» Exercise material

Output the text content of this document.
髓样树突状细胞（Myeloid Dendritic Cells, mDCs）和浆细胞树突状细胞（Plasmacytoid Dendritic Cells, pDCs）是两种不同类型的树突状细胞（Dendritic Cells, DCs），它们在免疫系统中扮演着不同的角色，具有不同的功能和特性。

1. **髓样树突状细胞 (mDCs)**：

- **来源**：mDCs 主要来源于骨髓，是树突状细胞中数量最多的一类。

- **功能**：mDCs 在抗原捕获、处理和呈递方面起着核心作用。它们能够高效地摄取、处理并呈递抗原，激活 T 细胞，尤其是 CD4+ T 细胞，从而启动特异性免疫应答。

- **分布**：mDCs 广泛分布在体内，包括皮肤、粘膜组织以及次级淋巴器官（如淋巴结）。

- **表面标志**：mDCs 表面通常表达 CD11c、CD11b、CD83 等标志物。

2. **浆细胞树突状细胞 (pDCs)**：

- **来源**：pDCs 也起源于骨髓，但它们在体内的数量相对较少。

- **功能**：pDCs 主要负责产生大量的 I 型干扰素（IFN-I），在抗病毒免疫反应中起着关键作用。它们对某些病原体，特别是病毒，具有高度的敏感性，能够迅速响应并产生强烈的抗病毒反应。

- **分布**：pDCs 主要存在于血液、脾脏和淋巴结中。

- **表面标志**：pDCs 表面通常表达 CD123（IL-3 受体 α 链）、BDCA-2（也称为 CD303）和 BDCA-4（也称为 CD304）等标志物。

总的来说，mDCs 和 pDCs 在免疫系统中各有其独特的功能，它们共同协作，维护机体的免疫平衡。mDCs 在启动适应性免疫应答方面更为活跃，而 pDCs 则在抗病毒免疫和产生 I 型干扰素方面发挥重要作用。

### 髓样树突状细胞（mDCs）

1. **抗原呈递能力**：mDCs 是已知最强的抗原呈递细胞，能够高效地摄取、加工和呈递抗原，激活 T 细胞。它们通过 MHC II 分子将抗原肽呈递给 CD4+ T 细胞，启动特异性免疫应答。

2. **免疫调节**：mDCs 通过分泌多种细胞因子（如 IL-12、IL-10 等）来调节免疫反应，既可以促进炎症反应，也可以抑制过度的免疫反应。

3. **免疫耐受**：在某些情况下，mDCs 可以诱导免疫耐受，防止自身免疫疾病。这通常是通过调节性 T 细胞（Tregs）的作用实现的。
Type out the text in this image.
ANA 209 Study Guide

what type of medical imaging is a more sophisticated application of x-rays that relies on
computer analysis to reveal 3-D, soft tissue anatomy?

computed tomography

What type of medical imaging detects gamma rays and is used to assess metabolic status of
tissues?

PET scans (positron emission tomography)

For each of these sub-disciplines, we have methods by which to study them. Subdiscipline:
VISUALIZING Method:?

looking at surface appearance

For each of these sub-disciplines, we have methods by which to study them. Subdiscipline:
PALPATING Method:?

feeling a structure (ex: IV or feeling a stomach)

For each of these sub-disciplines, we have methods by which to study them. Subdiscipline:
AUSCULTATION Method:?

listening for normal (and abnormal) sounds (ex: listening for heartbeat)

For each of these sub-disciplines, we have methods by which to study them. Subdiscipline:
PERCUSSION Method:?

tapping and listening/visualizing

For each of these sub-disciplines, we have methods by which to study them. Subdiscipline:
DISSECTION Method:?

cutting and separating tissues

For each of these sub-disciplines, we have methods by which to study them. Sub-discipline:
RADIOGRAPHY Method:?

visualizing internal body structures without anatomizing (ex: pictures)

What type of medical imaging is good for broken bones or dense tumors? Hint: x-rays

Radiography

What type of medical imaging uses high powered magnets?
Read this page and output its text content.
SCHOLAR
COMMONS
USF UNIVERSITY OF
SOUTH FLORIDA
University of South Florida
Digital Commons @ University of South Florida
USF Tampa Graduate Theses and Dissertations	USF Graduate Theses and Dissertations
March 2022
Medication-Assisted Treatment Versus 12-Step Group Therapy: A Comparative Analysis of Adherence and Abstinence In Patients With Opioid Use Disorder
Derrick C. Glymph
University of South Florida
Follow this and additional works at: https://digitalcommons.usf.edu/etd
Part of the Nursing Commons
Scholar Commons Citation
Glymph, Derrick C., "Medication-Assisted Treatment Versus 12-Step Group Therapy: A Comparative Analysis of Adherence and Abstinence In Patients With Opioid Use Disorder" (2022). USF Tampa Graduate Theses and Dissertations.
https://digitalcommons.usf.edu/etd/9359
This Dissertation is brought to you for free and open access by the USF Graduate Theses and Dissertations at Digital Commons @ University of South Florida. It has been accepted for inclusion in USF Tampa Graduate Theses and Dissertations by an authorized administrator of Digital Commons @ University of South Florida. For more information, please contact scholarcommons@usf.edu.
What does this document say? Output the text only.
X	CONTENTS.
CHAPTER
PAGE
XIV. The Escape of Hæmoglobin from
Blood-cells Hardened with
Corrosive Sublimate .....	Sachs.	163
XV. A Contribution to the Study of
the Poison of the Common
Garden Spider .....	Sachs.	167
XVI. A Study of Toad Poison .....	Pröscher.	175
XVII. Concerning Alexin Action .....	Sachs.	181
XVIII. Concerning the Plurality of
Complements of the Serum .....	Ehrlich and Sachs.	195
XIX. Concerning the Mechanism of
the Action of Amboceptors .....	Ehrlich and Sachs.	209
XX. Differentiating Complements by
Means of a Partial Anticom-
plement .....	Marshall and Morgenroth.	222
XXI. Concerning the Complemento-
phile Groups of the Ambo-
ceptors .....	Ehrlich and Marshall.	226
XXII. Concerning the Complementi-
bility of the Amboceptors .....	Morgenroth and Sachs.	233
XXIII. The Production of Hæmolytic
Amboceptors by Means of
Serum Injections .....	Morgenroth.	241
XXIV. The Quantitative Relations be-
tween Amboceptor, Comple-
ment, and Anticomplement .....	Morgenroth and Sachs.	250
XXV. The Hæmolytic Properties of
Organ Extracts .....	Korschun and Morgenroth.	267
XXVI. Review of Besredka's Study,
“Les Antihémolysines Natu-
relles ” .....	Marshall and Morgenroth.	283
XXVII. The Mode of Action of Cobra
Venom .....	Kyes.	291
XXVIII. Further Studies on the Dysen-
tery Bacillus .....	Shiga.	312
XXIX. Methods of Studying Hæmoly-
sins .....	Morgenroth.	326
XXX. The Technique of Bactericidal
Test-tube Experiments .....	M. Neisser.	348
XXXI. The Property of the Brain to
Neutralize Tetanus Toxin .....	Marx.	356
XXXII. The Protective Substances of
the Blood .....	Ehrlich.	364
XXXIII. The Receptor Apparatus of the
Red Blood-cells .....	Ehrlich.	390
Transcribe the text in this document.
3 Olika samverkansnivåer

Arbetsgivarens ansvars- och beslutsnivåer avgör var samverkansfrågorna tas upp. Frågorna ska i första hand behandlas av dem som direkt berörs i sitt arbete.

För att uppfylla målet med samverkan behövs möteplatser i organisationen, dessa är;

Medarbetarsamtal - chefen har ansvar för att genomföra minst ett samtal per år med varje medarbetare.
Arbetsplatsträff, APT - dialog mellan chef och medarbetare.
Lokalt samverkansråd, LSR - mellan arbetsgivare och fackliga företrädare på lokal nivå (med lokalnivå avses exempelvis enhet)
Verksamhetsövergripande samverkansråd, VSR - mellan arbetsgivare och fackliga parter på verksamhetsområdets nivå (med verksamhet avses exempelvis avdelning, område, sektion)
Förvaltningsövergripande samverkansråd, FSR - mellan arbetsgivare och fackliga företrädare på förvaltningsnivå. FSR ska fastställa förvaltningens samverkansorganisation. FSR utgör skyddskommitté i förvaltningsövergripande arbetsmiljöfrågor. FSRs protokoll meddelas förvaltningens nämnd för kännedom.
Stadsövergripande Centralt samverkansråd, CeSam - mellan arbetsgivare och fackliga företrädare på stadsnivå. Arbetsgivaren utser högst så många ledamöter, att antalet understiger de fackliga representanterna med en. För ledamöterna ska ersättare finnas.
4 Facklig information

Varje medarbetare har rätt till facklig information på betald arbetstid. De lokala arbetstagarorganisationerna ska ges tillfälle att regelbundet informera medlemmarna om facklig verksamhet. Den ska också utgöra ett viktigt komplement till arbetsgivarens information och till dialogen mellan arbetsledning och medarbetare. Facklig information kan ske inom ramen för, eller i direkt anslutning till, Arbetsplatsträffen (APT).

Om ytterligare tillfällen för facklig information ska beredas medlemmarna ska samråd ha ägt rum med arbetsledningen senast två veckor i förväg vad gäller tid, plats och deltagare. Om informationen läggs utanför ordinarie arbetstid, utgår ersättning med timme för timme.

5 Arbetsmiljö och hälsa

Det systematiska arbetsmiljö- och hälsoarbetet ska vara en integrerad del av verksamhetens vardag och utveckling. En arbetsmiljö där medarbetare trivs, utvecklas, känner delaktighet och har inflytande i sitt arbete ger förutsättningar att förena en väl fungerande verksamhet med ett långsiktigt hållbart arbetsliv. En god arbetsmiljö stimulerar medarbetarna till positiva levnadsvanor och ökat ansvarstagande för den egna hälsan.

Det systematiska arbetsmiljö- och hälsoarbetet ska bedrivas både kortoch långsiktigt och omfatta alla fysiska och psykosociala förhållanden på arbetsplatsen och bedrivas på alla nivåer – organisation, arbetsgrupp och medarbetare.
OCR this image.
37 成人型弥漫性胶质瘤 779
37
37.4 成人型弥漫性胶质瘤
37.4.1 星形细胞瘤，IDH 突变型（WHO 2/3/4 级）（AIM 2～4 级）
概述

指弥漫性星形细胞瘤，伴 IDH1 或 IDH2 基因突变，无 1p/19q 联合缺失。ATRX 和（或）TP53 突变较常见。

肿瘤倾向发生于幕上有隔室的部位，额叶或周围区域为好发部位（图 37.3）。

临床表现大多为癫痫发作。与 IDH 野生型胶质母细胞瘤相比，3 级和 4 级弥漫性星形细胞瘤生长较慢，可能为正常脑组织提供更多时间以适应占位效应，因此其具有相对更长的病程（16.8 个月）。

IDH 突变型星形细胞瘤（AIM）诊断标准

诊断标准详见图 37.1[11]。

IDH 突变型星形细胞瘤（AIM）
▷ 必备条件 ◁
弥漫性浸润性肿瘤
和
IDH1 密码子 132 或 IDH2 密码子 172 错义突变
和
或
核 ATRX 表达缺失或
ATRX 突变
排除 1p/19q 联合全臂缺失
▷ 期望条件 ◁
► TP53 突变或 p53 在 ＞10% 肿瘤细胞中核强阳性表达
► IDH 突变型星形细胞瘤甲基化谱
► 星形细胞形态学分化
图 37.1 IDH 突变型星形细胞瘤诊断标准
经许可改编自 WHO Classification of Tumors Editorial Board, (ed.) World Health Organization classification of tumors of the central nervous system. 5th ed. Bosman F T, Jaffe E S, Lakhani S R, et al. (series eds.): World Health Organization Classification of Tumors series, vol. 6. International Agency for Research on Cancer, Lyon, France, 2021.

» Brief
Report all lines of the data that include the word "等标志物".

» Task result
- **表面标志**：mDCs 表面通常表达 CD11c、CD11b、CD83 等标志物。
- **表面标志**：pDCs 表面通常表达 CD123（IL-3 受体 α 链）、BDCA-2（也称为 CD303）和 BDCA-4（也称为 CD304）等标志物。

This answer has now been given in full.